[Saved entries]
● ● ●

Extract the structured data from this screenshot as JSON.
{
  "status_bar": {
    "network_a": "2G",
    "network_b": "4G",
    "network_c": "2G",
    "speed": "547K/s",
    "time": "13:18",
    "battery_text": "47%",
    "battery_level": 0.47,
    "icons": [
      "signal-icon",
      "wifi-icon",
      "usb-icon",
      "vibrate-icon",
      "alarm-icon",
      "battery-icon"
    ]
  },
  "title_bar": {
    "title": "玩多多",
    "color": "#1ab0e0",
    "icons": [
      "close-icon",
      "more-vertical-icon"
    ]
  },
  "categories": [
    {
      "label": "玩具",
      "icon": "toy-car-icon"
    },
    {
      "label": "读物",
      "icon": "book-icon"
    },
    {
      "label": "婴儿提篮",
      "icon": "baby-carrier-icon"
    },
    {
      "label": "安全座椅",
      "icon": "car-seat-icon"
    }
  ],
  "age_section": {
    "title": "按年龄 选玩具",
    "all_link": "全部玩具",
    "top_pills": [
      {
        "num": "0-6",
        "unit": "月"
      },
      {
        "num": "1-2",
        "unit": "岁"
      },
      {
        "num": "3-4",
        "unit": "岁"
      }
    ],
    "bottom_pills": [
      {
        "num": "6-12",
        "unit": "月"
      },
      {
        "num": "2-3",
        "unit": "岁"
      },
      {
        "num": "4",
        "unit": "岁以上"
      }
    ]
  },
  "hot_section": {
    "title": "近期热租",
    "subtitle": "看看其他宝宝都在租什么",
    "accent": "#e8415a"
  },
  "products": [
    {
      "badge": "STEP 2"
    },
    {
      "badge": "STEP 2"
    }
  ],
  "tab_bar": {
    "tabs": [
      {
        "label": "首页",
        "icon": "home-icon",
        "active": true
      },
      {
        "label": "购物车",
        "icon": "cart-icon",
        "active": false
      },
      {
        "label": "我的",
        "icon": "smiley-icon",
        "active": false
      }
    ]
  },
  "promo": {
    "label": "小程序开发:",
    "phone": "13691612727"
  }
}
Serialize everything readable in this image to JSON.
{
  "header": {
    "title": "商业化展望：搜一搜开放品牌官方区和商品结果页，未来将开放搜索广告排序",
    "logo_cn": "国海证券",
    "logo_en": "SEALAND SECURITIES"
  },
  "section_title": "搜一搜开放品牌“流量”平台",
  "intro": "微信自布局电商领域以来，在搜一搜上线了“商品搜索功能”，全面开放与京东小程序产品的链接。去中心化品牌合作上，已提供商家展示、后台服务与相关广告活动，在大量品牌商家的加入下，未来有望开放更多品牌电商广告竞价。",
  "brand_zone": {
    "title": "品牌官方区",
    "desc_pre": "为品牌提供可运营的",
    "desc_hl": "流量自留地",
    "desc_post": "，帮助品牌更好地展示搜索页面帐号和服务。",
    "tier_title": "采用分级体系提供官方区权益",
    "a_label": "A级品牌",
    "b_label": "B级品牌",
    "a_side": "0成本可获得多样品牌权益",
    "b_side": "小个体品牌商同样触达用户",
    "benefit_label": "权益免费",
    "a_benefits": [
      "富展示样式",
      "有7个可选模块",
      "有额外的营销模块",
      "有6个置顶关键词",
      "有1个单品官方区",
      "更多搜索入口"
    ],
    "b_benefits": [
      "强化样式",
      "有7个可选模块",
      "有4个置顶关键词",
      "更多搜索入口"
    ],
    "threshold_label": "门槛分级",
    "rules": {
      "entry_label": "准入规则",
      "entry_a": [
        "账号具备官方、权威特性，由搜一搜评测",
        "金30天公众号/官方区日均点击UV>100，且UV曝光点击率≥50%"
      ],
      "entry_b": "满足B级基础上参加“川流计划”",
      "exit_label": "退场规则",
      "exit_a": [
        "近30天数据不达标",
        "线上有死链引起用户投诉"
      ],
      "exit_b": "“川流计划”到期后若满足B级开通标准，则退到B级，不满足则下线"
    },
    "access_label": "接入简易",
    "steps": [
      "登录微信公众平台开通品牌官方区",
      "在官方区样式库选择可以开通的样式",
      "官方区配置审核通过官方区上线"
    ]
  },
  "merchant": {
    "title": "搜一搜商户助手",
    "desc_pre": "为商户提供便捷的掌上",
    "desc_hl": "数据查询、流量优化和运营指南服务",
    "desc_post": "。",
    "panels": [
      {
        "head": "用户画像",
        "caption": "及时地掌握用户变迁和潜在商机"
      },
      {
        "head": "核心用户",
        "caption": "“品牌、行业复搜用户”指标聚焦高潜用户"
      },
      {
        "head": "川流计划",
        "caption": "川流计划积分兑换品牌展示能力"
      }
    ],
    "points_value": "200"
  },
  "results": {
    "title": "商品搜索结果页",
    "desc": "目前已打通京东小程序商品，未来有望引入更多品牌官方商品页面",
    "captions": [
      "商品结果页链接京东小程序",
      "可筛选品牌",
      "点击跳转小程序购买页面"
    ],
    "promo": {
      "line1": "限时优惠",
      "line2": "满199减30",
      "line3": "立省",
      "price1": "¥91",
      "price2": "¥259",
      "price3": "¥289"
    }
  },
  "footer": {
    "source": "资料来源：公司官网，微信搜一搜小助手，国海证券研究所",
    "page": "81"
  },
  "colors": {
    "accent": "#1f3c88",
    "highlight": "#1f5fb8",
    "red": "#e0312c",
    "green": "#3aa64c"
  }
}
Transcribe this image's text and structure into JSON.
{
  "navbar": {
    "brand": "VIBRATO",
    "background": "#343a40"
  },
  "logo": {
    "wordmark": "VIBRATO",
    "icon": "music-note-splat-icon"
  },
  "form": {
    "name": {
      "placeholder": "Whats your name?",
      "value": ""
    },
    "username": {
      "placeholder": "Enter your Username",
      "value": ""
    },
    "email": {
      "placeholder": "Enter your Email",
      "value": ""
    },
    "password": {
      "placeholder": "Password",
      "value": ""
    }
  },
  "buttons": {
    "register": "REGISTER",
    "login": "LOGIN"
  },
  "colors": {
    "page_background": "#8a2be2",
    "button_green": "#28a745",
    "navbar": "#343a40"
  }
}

● ● ●

> PROBLEM STATEMENT: Restate the whole listing exactly, leaving out nothing.

> TASK SOLUTION:
Extract the structured data from this screenshot as JSON.
{
  "status_bar": {
    "network_a": "2G",
    "network_b": "4G",
    "network_c": "2G",
    "speed": "547K/s",
    "time": "13:18",
    "battery_text": "47%",
    "battery_level": 0.47,
    "icons": [
      "signal-icon",
      "wifi-icon",
      "usb-icon",
      "vibrate-icon",
      "alarm-icon",
      "battery-icon"
    ]
  },
  "title_bar": {
    "title": "玩多多",
    "color": "#1ab0e0",
    "icons": [
      "close-icon",
      "more-vertical-icon"
    ]
  },
  "categories": [
    {
      "label": "玩具",
      "icon": "toy-car-icon"
    },
    {
      "label": "读物",
      "icon": "book-icon"
    },
    {
      "label": "婴儿提篮",
      "icon": "baby-carrier-icon"
    },
    {
      "label": "安全座椅",
      "icon": "car-seat-icon"
    }
  ],
  "age_section": {
    "title": "按年龄 选玩具",
    "all_link": "全部玩具",
    "top_pills": [
      {
        "num": "0-6",
        "unit": "月"
      },
      {
        "num": "1-2",
        "unit": "岁"
      },
      {
        "num": "3-4",
        "unit": "岁"
      }
    ],
    "bottom_pills": [
      {
        "num": "6-12",
        "unit": "月"
      },
      {
        "num": "2-3",
        "unit": "岁"
      },
      {
        "num": "4",
        "unit": "岁以上"
      }
    ]
  },
  "hot_section": {
    "title": "近期热租",
    "subtitle": "看看其他宝宝都在租什么",
    "accent": "#e8415a"
  },
  "products": [
    {
      "badge": "STEP 2"
    },
    {
      "badge": "STEP 2"
    }
  ],
  "tab_bar": {
    "tabs": [
      {
        "label": "首页",
        "icon": "home-icon",
        "active": true
      },
      {
        "label": "购物车",
        "icon": "cart-icon",
        "active": false
      },
      {
        "label": "我的",
        "icon": "smiley-icon",
        "active": false
      }
    ]
  },
  "promo": {
    "label": "小程序开发:",
    "phone": "13691612727"
  }
}
Serialize everything readable in this image to JSON.
{
  "header": {
    "title": "商业化展望：搜一搜开放品牌官方区和商品结果页，未来将开放搜索广告排序",
    "logo_cn": "国海证券",
    "logo_en": "SEALAND SECURITIES"
  },
  "section_title": "搜一搜开放品牌“流量”平台",
  "intro": "微信自布局电商领域以来，在搜一搜上线了“商品搜索功能”，全面开放与京东小程序产品的链接。去中心化品牌合作上，已提供商家展示、后台服务与相关广告活动，在大量品牌商家的加入下，未来有望开放更多品牌电商广告竞价。",
  "brand_zone": {
    "title": "品牌官方区",
    "desc_pre": "为品牌提供可运营的",
    "desc_hl": "流量自留地",
    "desc_post": "，帮助品牌更好地展示搜索页面帐号和服务。",
    "tier_title": "采用分级体系提供官方区权益",
    "a_label": "A级品牌",
    "b_label": "B级品牌",
    "a_side": "0成本可获得多样品牌权益",
    "b_side": "小个体品牌商同样触达用户",
    "benefit_label": "权益免费",
    "a_benefits": [
      "富展示样式",
      "有7个可选模块",
      "有额外的营销模块",
      "有6个置顶关键词",
      "有1个单品官方区",
      "更多搜索入口"
    ],
    "b_benefits": [
      "强化样式",
      "有7个可选模块",
      "有4个置顶关键词",
      "更多搜索入口"
    ],
    "threshold_label": "门槛分级",
    "rules": {
      "entry_label": "准入规则",
      "entry_a": [
        "账号具备官方、权威特性，由搜一搜评测",
        "金30天公众号/官方区日均点击UV>100，且UV曝光点击率≥50%"
      ],
      "entry_b": "满足B级基础上参加“川流计划”",
      "exit_label": "退场规则",
      "exit_a": [
        "近30天数据不达标",
        "线上有死链引起用户投诉"
      ],
      "exit_b": "“川流计划”到期后若满足B级开通标准，则退到B级，不满足则下线"
    },
    "access_label": "接入简易",
    "steps": [
      "登录微信公众平台开通品牌官方区",
      "在官方区样式库选择可以开通的样式",
      "官方区配置审核通过官方区上线"
    ]
  },
  "merchant": {
    "title": "搜一搜商户助手",
    "desc_pre": "为商户提供便捷的掌上",
    "desc_hl": "数据查询、流量优化和运营指南服务",
    "desc_post": "。",
    "panels": [
      {
        "head": "用户画像",
        "caption": "及时地掌握用户变迁和潜在商机"
      },
      {
        "head": "核心用户",
        "caption": "“品牌、行业复搜用户”指标聚焦高潜用户"
      },
      {
        "head": "川流计划",
        "caption": "川流计划积分兑换品牌展示能力"
      }
    ],
    "points_value": "200"
  },
  "results": {
    "title": "商品搜索结果页",
    "desc": "目前已打通京东小程序商品，未来有望引入更多品牌官方商品页面",
    "captions": [
      "商品结果页链接京东小程序",
      "可筛选品牌",
      "点击跳转小程序购买页面"
    ],
    "promo": {
      "line1": "限时优惠",
      "line2": "满199减30",
      "line3": "立省",
      "price1": "¥91",
      "price2": "¥259",
      "price3": "¥289"
    }
  },
  "footer": {
    "source": "资料来源：公司官网，微信搜一搜小助手，国海证券研究所",
    "page": "81"
  },
  "colors": {
    "accent": "#1f3c88",
    "highlight": "#1f5fb8",
    "red": "#e0312c",
    "green": "#3aa64c"
  }
}
Transcribe this image's text and structure into JSON.
{
  "navbar": {
    "brand": "VIBRATO",
    "background": "#343a40"
  },
  "logo": {
    "wordmark": "VIBRATO",
    "icon": "music-note-splat-icon"
  },
  "form": {
    "name": {
      "placeholder": "Whats your name?",
      "value": ""
    },
    "username": {
      "placeholder": "Enter your Username",
      "value": ""
    },
    "email": {
      "placeholder": "Enter your Email",
      "value": ""
    },
    "password": {
      "placeholder": "Password",
      "value": ""
    }
  },
  "buttons": {
    "register": "REGISTER",
    "login": "LOGIN"
  },
  "colors": {
    "page_background": "#8a2be2",
    "button_green": "#28a745",
    "navbar": "#343a40"
  }
}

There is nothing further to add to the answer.